__Goal of the exercise__. Repeat the records below exactly.

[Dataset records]

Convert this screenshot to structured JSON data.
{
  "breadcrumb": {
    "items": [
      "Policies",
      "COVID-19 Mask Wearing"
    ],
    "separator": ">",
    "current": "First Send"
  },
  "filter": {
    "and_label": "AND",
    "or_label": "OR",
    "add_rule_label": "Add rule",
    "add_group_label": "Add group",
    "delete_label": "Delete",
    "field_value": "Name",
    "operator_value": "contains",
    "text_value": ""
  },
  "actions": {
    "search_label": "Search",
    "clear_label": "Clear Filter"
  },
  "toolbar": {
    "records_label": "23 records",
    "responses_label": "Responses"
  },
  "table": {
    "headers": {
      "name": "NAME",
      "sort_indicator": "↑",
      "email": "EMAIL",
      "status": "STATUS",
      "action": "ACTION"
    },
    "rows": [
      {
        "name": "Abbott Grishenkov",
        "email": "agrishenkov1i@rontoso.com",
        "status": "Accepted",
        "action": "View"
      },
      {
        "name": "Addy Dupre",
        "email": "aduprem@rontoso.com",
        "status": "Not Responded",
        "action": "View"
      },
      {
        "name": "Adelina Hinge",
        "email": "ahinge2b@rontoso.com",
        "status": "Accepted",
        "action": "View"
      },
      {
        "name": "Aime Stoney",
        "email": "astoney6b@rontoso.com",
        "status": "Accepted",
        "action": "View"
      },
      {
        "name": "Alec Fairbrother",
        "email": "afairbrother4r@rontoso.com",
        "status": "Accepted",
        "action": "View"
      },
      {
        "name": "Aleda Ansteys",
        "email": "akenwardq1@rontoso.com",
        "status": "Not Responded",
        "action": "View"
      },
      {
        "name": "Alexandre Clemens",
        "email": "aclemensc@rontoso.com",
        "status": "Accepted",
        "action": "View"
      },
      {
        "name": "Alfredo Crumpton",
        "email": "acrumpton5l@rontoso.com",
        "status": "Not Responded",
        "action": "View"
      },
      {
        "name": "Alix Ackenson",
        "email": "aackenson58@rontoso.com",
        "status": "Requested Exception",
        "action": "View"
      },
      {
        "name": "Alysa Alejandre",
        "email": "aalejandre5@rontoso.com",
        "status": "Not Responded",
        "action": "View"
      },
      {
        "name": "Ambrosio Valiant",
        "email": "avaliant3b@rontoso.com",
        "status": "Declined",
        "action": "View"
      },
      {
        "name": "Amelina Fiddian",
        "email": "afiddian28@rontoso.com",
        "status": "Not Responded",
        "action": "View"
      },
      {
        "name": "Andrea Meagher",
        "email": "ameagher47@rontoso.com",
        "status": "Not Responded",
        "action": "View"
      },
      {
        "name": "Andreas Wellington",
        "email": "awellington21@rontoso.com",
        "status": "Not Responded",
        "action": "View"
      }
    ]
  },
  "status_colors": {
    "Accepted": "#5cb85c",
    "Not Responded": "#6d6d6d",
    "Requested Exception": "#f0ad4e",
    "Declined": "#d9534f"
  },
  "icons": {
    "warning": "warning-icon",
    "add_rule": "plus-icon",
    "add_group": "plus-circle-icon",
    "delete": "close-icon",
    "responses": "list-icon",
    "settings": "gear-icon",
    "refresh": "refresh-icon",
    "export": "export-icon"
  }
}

__Output__.
Convert this screenshot to structured JSON data.
{
  "breadcrumb": {
    "items": [
      "Policies",
      "COVID-19 Mask Wearing"
    ],
    "separator": ">",
    "current": "First Send"
  },
  "filter": {
    "and_label": "AND",
    "or_label": "OR",
    "add_rule_label": "Add rule",
    "add_group_label": "Add group",
    "delete_label": "Delete",
    "field_value": "Name",
    "operator_value": "contains",
    "text_value": ""
  },
  "actions": {
    "search_label": "Search",
    "clear_label": "Clear Filter"
  },
  "toolbar": {
    "records_label": "23 records",
    "responses_label": "Responses"
  },
  "table": {
    "headers": {
      "name": "NAME",
      "sort_indicator": "↑",
      "email": "EMAIL",
      "status": "STATUS",
      "action": "ACTION"
    },
    "rows": [
      {
        "name": "Abbott Grishenkov",
        "email": "agrishenkov1i@rontoso.com",
        "status": "Accepted",
        "action": "View"
      },
      {
        "name": "Addy Dupre",
        "email": "aduprem@rontoso.com",
        "status": "Not Responded",
        "action": "View"
      },
      {
        "name": "Adelina Hinge",
        "email": "ahinge2b@rontoso.com",
        "status": "Accepted",
        "action": "View"
      },
      {
        "name": "Aime Stoney",
        "email": "astoney6b@rontoso.com",
        "status": "Accepted",
        "action": "View"
      },
      {
        "name": "Alec Fairbrother",
        "email": "afairbrother4r@rontoso.com",
        "status": "Accepted",
        "action": "View"
      },
      {
        "name": "Aleda Ansteys",
        "email": "akenwardq1@rontoso.com",
        "status": "Not Responded",
        "action": "View"
      },
      {
        "name": "Alexandre Clemens",
        "email": "aclemensc@rontoso.com",
        "status": "Accepted",
        "action": "View"
      },
      {
        "name": "Alfredo Crumpton",
        "email": "acrumpton5l@rontoso.com",
        "status": "Not Responded",
        "action": "View"
      },
      {
        "name": "Alix Ackenson",
        "email": "aackenson58@rontoso.com",
        "status": "Requested Exception",
        "action": "View"
      },
      {
        "name": "Alysa Alejandre",
        "email": "aalejandre5@rontoso.com",
        "status": "Not Responded",
        "action": "View"
      },
      {
        "name": "Ambrosio Valiant",
        "email": "avaliant3b@rontoso.com",
        "status": "Declined",
        "action": "View"
      },
      {
        "name": "Amelina Fiddian",
        "email": "afiddian28@rontoso.com",
        "status": "Not Responded",
        "action": "View"
      },
      {
        "name": "Andrea Meagher",
        "email": "ameagher47@rontoso.com",
        "status": "Not Responded",
        "action": "View"
      },
      {
        "name": "Andreas Wellington",
        "email": "awellington21@rontoso.com",
        "status": "Not Responded",
        "action": "View"
      }
    ]
  },
  "status_colors": {
    "Accepted": "#5cb85c",
    "Not Responded": "#6d6d6d",
    "Requested Exception": "#f0ad4e",
    "Declined": "#d9534f"
  },
  "icons": {
    "warning": "warning-icon",
    "add_rule": "plus-icon",
    "add_group": "plus-circle-icon",
    "delete": "close-icon",
    "responses": "list-icon",
    "settings": "gear-icon",
    "refresh": "refresh-icon",
    "export": "export-icon"
  }
}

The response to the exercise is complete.